TASK: Repeat each line word for word.

+-------+

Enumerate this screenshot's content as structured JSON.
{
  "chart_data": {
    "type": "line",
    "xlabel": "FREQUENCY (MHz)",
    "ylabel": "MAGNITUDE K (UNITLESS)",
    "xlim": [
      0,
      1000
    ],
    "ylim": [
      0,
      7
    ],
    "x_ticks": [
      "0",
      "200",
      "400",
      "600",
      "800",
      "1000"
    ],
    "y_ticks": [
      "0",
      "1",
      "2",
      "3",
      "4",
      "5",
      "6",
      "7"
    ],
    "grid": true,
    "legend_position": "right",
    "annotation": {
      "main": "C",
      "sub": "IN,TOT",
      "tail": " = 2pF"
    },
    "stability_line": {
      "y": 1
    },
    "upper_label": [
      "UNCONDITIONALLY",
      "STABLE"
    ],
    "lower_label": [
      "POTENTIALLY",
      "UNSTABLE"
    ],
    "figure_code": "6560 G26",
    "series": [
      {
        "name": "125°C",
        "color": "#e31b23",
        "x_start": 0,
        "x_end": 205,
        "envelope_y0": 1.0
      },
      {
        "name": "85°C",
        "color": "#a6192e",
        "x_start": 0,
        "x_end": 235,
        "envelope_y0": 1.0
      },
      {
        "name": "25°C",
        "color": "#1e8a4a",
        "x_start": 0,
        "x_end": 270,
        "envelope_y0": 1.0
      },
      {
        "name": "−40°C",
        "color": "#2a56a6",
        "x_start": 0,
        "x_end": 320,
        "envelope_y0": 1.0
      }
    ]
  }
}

+-------+

RESPONSE FOR THIS EXERCISE:
Enumerate this screenshot's content as structured JSON.
{
  "chart_data": {
    "type": "line",
    "xlabel": "FREQUENCY (MHz)",
    "ylabel": "MAGNITUDE K (UNITLESS)",
    "xlim": [
      0,
      1000
    ],
    "ylim": [
      0,
      7
    ],
    "x_ticks": [
      "0",
      "200",
      "400",
      "600",
      "800",
      "1000"
    ],
    "y_ticks": [
      "0",
      "1",
      "2",
      "3",
      "4",
      "5",
      "6",
      "7"
    ],
    "grid": true,
    "legend_position": "right",
    "annotation": {
      "main": "C",
      "sub": "IN,TOT",
      "tail": " = 2pF"
    },
    "stability_line": {
      "y": 1
    },
    "upper_label": [
      "UNCONDITIONALLY",
      "STABLE"
    ],
    "lower_label": [
      "POTENTIALLY",
      "UNSTABLE"
    ],
    "figure_code": "6560 G26",
    "series": [
      {
        "name": "125°C",
        "color": "#e31b23",
        "x_start": 0,
        "x_end": 205,
        "envelope_y0": 1.0
      },
      {
        "name": "85°C",
        "color": "#a6192e",
        "x_start": 0,
        "x_end": 235,
        "envelope_y0": 1.0
      },
      {
        "name": "25°C",
        "color": "#1e8a4a",
        "x_start": 0,
        "x_end": 270,
        "envelope_y0": 1.0
      },
      {
        "name": "−40°C",
        "color": "#2a56a6",
        "x_start": 0,
        "x_end": 320,
        "envelope_y0": 1.0
      }
    ]
  }
}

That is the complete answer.